**Data in this exercise**
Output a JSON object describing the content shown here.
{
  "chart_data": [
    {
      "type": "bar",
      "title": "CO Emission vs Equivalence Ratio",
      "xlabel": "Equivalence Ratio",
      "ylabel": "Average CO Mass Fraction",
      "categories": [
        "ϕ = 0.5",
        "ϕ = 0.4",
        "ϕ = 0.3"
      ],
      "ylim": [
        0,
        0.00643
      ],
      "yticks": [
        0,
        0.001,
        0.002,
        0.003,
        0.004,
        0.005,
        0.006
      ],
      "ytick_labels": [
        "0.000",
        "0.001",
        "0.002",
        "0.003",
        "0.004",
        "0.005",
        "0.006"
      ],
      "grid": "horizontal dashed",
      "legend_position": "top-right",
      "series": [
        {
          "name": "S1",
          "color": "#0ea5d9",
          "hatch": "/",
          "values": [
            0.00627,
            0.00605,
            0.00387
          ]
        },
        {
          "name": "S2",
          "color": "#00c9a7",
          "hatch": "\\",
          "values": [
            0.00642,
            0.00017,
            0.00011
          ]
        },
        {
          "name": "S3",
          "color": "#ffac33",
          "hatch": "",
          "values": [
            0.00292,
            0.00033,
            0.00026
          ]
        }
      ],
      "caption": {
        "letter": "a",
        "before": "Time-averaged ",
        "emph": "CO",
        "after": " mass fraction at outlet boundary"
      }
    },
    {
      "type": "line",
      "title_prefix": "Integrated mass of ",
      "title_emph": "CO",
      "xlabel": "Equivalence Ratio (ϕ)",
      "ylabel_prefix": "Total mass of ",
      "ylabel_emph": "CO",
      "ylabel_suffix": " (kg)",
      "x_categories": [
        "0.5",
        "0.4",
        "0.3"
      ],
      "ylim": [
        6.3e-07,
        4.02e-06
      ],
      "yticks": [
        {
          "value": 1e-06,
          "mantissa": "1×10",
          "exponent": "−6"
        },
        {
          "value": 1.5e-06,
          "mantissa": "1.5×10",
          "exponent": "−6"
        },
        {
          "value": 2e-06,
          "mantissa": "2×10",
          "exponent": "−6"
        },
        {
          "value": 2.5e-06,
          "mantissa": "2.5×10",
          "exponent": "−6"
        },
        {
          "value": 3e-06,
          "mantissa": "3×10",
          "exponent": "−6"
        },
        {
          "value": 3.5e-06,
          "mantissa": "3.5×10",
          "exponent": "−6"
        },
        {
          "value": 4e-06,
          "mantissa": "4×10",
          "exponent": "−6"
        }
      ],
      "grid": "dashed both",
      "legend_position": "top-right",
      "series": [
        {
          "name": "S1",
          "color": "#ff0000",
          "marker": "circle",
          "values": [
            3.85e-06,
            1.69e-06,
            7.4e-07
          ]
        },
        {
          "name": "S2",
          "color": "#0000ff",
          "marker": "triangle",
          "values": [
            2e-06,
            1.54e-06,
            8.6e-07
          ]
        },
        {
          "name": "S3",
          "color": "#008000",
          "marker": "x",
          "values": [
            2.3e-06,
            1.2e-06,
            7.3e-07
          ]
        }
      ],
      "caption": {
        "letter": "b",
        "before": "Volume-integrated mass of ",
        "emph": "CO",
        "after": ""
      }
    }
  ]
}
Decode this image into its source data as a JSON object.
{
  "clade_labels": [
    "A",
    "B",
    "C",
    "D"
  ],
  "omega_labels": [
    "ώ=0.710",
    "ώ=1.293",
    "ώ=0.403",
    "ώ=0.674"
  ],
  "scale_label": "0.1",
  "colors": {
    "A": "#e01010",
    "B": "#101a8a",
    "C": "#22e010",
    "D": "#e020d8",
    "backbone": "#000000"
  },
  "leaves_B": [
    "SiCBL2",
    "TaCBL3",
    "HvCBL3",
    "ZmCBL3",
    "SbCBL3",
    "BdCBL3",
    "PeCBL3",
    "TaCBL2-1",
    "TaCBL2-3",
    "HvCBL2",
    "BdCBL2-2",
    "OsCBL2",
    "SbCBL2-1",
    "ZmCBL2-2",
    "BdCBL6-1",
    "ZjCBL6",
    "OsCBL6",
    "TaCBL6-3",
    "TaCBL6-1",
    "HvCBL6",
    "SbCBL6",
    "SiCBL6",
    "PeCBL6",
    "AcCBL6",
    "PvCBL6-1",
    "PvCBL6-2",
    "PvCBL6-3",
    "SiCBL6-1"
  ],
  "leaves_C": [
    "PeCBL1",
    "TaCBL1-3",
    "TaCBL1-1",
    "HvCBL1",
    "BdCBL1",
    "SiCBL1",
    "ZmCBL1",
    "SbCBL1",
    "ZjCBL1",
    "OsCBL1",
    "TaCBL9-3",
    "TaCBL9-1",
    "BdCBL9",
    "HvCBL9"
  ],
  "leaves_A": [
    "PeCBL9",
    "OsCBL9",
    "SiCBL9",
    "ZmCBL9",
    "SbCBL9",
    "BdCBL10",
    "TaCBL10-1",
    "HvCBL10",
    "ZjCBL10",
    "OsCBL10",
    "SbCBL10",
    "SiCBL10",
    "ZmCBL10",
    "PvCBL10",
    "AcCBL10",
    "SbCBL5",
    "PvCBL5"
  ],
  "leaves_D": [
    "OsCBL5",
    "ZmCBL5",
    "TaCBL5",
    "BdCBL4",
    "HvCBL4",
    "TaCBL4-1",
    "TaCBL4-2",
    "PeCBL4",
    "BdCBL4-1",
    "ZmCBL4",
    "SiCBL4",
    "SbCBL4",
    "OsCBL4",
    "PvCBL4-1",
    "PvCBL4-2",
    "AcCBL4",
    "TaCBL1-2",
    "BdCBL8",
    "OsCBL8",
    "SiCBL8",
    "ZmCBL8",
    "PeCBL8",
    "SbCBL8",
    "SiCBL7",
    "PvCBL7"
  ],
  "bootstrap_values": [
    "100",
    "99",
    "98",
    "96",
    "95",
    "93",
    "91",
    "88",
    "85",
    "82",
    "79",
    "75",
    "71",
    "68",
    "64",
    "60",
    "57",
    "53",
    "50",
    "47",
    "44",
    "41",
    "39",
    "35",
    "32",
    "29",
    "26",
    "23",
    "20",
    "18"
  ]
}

**What the exercise asks**
Using the entries above, find all lines with "dashed". Copy them.

**Solved exercise**
      "grid": "horizontal dashed",
      "grid": "dashed both",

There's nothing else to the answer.